▸ Raw data
▶

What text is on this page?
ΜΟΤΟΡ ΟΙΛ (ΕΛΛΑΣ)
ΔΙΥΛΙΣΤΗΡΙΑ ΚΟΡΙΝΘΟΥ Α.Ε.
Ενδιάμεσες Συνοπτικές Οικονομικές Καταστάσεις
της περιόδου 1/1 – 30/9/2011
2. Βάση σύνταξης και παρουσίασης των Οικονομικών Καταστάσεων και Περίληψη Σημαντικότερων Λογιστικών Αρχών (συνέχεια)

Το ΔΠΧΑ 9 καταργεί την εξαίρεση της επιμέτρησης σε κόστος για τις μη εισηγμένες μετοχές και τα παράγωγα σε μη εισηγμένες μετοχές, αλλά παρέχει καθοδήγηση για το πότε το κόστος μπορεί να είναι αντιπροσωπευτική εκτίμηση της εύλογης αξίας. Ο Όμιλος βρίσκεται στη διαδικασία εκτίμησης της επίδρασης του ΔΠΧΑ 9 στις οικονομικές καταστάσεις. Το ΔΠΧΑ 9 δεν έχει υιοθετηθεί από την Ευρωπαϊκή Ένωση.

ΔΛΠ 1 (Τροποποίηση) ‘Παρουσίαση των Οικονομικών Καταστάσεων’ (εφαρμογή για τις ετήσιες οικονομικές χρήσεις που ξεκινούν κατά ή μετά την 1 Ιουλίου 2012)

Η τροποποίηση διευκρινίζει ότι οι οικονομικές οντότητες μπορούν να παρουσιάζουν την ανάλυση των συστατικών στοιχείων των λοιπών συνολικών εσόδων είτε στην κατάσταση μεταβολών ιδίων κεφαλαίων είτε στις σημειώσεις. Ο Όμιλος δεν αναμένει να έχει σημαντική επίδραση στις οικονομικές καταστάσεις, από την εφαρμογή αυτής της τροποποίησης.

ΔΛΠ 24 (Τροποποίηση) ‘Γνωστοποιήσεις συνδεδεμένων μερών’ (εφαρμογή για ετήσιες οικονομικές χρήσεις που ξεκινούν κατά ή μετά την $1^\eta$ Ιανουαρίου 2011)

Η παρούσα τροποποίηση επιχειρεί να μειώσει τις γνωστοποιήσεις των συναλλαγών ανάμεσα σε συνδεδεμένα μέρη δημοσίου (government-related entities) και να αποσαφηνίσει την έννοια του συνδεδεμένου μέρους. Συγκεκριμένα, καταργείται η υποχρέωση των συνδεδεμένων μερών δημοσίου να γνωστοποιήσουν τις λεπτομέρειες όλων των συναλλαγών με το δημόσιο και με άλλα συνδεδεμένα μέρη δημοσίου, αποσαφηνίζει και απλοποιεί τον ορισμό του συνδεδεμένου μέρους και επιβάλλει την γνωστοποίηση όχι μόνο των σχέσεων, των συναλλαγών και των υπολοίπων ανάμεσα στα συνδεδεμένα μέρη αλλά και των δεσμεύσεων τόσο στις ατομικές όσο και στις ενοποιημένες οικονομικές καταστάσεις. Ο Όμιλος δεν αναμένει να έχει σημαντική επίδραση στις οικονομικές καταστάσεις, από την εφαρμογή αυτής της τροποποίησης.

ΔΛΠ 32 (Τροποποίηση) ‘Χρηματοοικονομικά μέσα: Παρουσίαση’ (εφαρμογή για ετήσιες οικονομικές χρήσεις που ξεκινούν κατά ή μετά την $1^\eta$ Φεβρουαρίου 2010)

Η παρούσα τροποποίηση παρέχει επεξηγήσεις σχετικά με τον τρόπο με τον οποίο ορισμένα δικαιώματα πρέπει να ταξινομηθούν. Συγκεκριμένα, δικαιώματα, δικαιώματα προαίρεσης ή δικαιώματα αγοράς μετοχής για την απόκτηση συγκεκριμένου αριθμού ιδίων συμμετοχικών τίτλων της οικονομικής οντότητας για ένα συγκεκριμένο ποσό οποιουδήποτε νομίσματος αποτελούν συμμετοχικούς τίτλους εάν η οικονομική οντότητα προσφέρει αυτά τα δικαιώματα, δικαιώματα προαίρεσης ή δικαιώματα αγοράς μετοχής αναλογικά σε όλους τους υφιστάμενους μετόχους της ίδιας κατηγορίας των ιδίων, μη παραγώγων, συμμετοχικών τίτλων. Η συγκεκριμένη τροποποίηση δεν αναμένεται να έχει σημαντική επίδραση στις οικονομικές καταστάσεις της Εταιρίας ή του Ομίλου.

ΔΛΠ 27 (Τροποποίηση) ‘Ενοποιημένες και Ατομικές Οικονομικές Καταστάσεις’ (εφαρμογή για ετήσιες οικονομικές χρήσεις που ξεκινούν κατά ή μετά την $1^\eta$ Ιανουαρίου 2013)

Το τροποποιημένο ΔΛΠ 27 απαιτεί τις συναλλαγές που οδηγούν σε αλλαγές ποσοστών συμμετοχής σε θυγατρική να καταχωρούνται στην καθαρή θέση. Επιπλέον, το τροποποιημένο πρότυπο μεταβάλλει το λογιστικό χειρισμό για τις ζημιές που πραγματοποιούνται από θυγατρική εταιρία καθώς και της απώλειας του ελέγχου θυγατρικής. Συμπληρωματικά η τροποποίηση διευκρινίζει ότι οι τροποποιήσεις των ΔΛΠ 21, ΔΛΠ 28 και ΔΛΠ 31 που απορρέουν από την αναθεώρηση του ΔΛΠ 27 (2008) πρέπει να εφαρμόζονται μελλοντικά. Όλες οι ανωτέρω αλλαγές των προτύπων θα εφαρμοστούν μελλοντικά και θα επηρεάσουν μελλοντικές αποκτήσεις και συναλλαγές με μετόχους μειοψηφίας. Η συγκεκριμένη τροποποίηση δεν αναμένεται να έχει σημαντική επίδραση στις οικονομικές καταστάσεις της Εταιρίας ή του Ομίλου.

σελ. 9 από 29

◀
▶

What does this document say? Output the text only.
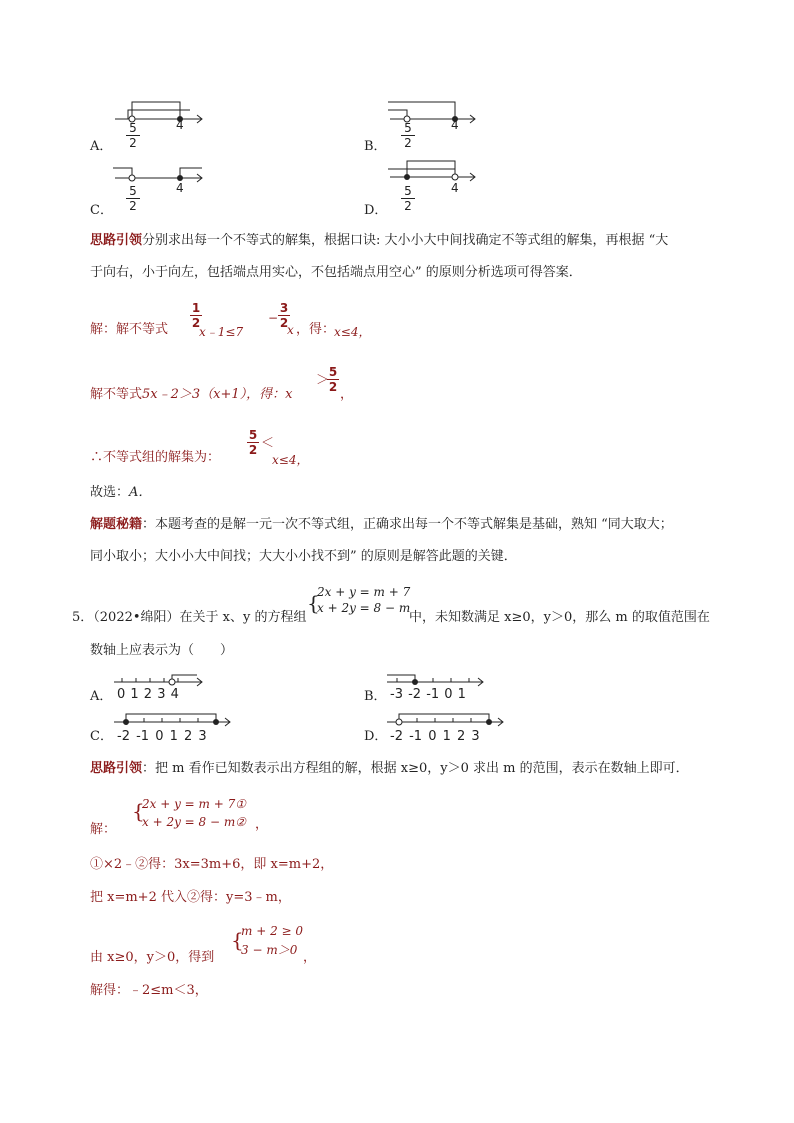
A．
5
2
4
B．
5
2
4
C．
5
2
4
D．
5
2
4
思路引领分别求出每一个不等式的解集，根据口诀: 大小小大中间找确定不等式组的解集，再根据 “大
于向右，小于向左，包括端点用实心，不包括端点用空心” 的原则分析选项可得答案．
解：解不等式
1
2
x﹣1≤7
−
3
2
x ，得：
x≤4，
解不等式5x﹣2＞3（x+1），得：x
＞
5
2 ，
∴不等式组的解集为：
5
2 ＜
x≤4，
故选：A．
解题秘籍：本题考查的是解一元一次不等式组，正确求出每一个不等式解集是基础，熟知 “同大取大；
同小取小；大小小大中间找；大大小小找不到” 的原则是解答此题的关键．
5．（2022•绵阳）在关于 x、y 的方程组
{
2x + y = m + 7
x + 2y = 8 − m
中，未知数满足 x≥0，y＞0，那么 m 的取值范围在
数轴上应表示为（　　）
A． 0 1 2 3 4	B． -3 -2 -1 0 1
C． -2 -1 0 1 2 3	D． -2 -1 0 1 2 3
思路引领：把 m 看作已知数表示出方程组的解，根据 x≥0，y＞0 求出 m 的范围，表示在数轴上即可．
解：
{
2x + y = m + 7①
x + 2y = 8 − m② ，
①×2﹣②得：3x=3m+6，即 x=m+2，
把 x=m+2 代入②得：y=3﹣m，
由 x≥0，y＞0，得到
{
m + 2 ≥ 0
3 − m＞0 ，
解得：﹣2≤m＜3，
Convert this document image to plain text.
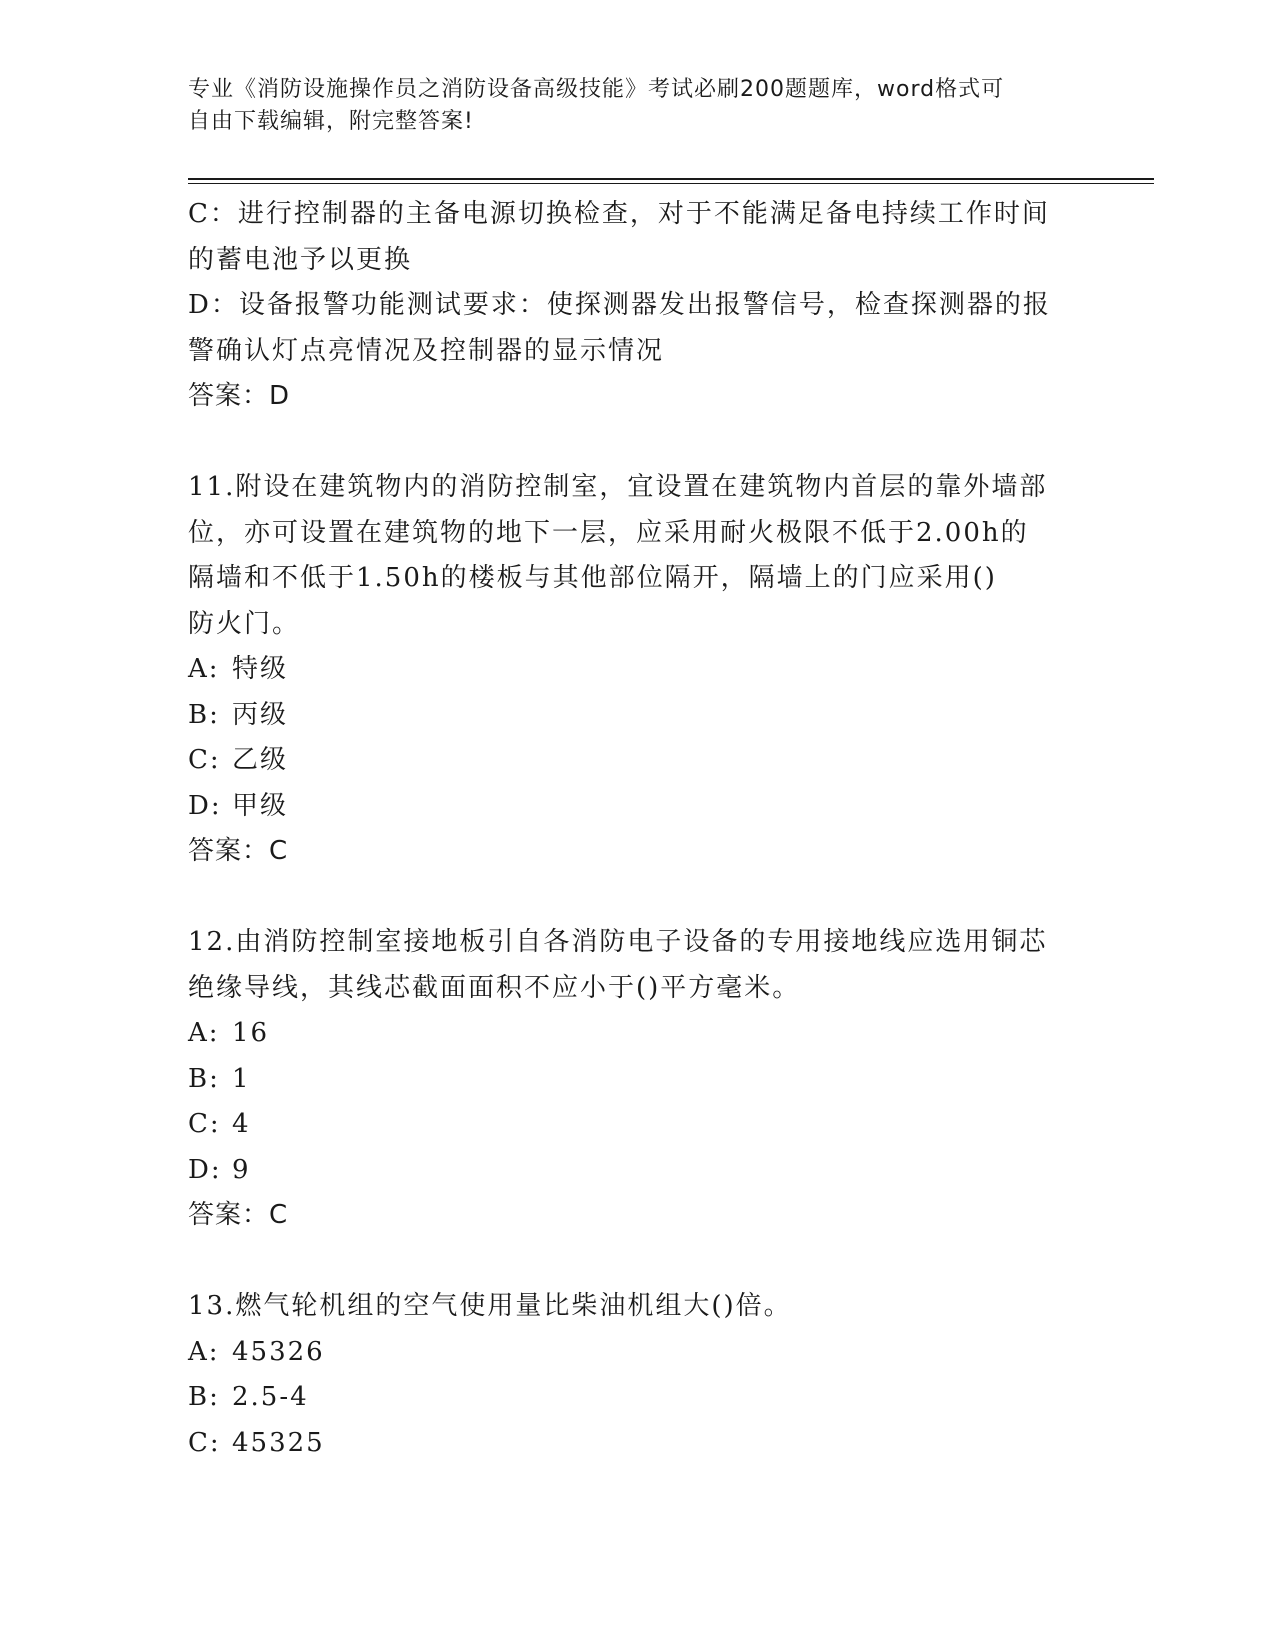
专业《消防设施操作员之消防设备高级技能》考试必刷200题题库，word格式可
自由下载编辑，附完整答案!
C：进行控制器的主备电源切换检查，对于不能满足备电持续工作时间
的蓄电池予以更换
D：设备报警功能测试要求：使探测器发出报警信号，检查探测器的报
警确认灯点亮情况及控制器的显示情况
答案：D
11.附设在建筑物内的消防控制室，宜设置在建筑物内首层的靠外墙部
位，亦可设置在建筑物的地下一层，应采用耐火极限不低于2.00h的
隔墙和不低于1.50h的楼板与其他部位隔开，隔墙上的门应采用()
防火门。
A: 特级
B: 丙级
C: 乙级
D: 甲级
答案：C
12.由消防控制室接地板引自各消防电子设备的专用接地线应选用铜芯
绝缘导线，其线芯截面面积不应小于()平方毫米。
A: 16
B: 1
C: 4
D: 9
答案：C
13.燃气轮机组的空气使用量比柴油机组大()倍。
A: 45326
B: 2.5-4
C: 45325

◀

▸ What is expected
How many lines of the listing above include the word "μετά"? State the number and nothing else.

▸ Worked answer
4